--- begin Selected passage ---
Of course, if the Israelites, living under the cloud and the fire could be tempted to fall back into the ways of their Egyptian slavery, so we can be tempted to fall back into the way of our slavery to sin despite the Spirit’s presence in us. This is what Paul’s getting at in verses 15-17.
For you did not receive the spirit of slavery to fall back into fear, but you have received the Spirit of adoption as sons, by whom we cry, “Abba! Father!” The Spirit himself bears witness with our spirit that we are children of God, and if children, then heirs—heirs of God and fellow heirs with Christ, provided we suffer with him in order that we may also be glorified with him.
We’ve been delivered form sin’s bondage by Jesus, but in the midst of the wilderness, the life of the Spirit is usually an uphill battle. People are hostile. The world thinks the good news is foolish. And what we face in terms of hostility is nothing compared to what many of our brothers and sisters face. It’s nothing compared to what the Roman Christians reading Paul’s letter would face in just a few years. None of this should come as a surprise, though. Jesus promised opposition and persecution. He called his disciples to follow him by taking up their own crosses. It’s easy to forget all this. It doesn’t help when there are so many teachers and preachers out there proclaiming a false gospel of worldly blessing and of health and wealth. They preach about Jesus, but pull the mask off and their Jesus is really just Mammon or Caesar or Aphrodite underneath. And yet people listen and the way is hard—we forget that the way from Egypt to Canaan lies through the desert and is hard and full of stones—and we grumble against God. We start to think that he isn’t making good on his promises. We think about giving up. But, Paul writes, we’ve been delivered from slavery and have become God’s adopted sons and daughters and we have an inheritance ahead of us with Jesus our Lord.
--- end Selected passage ---
--- begin Extracted data ---
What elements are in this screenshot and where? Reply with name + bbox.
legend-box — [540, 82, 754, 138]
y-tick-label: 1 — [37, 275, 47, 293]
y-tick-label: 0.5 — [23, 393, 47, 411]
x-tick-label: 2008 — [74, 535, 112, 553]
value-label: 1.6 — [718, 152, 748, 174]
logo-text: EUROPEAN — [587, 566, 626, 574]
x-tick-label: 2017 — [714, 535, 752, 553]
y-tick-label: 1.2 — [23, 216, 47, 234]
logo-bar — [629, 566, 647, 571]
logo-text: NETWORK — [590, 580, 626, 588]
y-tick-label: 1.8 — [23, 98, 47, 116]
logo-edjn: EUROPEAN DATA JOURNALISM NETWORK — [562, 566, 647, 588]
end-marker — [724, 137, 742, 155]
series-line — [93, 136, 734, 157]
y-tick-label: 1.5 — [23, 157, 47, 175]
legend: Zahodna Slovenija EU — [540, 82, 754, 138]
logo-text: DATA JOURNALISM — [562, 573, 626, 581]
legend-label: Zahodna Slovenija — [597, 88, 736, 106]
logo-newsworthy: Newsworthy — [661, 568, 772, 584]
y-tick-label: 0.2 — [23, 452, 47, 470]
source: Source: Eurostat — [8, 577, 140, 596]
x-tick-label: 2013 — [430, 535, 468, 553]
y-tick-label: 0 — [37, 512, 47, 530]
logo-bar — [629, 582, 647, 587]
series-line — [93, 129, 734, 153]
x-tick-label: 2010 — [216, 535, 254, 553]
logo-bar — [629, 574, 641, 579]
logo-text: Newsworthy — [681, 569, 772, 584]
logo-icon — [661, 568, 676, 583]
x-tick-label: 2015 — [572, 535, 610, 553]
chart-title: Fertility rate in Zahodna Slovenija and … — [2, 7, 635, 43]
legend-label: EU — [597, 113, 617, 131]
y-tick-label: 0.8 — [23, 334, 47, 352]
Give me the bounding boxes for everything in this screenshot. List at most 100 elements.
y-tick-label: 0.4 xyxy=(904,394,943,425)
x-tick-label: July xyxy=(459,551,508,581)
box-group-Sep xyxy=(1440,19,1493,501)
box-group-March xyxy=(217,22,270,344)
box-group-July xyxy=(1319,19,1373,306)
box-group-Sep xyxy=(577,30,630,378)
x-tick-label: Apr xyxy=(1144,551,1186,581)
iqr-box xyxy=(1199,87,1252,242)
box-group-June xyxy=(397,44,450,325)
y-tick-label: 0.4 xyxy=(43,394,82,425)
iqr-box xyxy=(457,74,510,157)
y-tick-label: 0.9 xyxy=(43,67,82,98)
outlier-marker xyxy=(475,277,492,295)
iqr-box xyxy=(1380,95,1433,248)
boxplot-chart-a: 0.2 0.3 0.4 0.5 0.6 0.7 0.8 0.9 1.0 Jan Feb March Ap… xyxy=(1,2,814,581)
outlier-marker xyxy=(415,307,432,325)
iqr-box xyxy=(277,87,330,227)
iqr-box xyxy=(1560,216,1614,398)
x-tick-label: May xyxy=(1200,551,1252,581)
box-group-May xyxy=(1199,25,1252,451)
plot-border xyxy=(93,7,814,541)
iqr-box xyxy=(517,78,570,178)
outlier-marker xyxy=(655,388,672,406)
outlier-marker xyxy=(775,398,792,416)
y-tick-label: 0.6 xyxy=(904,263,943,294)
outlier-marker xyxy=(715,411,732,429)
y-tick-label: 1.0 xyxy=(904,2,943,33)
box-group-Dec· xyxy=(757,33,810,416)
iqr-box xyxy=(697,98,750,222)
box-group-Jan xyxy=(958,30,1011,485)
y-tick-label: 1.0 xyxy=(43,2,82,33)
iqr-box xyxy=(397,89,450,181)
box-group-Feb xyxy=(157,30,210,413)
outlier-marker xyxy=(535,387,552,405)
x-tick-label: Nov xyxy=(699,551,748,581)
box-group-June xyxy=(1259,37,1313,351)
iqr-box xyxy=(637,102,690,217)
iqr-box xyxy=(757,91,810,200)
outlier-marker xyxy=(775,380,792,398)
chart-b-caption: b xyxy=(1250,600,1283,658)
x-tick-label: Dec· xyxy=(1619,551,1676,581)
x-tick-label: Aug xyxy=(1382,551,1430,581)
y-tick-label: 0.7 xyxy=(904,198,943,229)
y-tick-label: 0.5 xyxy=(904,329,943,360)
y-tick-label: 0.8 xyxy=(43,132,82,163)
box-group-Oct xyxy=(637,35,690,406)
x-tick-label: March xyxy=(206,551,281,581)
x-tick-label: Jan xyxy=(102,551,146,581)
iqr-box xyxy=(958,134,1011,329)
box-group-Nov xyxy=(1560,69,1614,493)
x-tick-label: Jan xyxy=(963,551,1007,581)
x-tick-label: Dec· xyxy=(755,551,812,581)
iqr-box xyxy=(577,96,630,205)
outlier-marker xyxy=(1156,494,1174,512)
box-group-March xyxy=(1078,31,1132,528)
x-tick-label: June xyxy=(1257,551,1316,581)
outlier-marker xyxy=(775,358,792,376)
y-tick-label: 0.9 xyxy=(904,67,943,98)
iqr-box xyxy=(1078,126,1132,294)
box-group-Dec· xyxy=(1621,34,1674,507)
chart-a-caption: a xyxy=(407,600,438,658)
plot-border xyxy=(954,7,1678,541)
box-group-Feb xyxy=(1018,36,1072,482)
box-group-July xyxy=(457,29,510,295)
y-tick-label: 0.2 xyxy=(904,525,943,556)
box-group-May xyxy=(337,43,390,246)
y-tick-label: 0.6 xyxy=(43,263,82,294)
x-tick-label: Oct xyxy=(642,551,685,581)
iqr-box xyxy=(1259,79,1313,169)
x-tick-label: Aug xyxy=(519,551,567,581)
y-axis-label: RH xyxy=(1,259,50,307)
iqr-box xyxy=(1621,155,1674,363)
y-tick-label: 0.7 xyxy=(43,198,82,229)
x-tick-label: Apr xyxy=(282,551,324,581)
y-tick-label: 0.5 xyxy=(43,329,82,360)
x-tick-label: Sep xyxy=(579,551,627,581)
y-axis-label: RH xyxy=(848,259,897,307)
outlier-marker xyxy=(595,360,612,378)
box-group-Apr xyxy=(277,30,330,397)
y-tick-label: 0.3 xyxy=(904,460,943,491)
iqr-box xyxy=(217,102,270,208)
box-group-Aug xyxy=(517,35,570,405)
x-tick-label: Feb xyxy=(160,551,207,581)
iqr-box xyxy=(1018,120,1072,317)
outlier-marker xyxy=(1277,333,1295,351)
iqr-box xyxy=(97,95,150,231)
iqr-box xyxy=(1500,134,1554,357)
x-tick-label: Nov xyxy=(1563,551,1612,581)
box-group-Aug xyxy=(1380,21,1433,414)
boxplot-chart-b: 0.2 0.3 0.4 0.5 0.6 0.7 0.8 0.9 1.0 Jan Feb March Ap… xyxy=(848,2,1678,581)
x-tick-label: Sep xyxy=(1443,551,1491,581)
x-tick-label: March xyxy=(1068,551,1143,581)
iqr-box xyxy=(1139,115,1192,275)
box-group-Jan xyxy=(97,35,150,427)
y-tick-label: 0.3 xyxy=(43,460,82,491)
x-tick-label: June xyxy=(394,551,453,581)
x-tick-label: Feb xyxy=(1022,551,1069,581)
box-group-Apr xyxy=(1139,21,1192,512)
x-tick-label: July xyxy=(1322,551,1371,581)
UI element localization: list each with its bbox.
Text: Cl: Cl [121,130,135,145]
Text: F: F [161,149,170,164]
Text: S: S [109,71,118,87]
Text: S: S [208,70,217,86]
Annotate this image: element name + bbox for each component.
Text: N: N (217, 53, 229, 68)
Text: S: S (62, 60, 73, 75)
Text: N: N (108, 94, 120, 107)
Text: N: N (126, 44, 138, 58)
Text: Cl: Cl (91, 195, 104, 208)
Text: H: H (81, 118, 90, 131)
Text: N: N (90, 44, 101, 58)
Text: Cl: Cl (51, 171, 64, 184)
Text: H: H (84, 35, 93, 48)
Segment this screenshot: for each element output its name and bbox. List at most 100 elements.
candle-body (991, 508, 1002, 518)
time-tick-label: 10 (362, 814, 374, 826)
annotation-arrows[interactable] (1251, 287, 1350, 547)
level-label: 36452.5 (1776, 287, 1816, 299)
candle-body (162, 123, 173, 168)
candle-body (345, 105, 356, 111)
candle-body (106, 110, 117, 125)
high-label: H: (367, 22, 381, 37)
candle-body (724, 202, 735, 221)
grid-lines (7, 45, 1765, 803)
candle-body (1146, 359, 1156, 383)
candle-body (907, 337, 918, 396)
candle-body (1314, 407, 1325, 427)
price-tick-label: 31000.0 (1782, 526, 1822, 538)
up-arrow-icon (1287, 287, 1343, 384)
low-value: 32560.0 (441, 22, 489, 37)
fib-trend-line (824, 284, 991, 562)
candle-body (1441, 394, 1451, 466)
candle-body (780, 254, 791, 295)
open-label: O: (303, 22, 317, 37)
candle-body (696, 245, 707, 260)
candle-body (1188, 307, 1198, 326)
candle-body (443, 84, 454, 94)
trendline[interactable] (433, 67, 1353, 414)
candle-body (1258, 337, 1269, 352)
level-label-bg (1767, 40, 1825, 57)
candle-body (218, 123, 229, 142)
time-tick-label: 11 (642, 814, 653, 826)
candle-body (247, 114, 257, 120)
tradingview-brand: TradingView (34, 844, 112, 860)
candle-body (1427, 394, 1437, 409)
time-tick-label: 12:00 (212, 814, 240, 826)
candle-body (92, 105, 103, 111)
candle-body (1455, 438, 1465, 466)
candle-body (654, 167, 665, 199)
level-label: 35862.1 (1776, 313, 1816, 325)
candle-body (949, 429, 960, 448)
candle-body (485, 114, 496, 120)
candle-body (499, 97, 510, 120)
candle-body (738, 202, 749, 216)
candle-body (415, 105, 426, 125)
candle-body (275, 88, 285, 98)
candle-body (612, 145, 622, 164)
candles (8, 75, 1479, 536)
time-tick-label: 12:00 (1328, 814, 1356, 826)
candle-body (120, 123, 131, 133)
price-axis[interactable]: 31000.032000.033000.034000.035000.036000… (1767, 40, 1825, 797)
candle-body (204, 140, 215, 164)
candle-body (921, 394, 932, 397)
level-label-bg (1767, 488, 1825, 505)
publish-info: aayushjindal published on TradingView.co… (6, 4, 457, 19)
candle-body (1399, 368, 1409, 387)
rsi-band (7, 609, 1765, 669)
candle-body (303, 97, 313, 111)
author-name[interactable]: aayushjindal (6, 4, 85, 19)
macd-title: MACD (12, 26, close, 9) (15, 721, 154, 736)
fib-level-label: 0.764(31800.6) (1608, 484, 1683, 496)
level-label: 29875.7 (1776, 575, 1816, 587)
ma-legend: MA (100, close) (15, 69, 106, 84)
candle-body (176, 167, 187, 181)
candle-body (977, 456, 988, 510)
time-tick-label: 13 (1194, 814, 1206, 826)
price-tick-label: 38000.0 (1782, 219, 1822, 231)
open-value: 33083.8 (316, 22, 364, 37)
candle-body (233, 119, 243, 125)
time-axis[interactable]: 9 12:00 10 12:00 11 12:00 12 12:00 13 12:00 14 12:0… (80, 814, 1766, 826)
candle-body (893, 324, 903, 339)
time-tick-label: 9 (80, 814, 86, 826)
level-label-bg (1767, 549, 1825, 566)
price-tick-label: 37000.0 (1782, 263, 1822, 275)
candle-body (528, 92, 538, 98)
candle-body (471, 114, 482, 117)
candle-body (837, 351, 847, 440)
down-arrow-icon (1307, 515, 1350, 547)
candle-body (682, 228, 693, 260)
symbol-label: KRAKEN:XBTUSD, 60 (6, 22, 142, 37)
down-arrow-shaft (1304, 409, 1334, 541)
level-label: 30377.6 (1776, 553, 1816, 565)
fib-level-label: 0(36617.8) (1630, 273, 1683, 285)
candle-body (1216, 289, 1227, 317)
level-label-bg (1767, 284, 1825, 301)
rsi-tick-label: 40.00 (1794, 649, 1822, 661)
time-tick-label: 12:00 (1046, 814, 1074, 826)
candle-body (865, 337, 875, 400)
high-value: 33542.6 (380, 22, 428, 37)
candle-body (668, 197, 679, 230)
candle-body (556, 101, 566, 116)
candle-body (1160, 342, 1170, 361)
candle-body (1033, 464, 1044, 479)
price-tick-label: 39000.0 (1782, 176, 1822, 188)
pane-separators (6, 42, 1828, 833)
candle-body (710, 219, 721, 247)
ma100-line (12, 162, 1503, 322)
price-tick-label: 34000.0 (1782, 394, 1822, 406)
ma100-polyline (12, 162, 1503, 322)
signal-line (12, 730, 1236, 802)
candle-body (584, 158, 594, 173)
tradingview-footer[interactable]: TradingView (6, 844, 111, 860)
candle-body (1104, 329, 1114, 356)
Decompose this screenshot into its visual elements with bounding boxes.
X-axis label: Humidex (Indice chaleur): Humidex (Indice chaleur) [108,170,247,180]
--- end Extracted data ---
Tasks to perform —
• A. List every name that the passage on slavery and adoption says lies under the mask of the Jesus preached by false teachers.
• B. Answer from the passage on slavery and adoption:
(i) Which verses is Paul said to be getting at?
(ii) What do we cry by the Spirit of adoption?
(iii) Through what does the way from Egypt to Canaan lie?
• C. Write a continuation of the passage on slavery and adoption, starting after its last sentence.
The records above are separate material, apart from the passage on slavery and adoption.

Exercise responses —
• A.
Mammon
Caesar
Aphrodite

• B.
(i) Verses 15-17
(ii) "Abba! Father!"
(iii) The desert

• C.
Brothers and Sisters—and we can call each other that because we are God’s children by adoption—Paul’s point is that Israel’s vocation is now our vocation. If we are in Jesus the Messiah, we are God’s children. The indwelling Spirit is not only the evidence, but himself provides the proof. The evidence of the Spirit’s indwelling is that we recognise God as our Father. Back in 5:5, Paul wrote that the love of God has been poured into our hearts by the Spirit and now, because of that, we cry out to him from the wilderness, we cry out to him when the way is hard, we cry out to him in the midst of opposition and persecution and privation: Abba, Father! “Abba” is the word Jesus used in his prayers when he addressed his Father. It’s pretty common to hear that “Abba” is a sort of baby-talk, like “dada” or “papa”, but the evidence says otherwise. “Av” is Hebrew for Father, and “abba” as sort of a personal intensifier—not just any father, by my father. Adult children used it to address their fathers, not just little kids, and they also used to address respected teachers and rabbis. Interestingly, no one used it to address God, which is why there was such scandal around Jesus’ use of “abba” to address the Father. Most Jewish people would have considered it too familiar. But, then, that was Jesus’ whole point and it’s the point Paul makes here. If we have been united with Jesus, the Son, by God’s own Spirit, then we are God’s adopted children and we can approach him not just as Father, but as “Abba”—our own Father. It might help to think of the difference between “Father” and “Abba” as the difference between the old Israel gathered around the tabernacle where God’s presence was manifest in a place they could never go and the new Israel, also God’s sons and daughters, gathered together as we are today, with his presence actually in us.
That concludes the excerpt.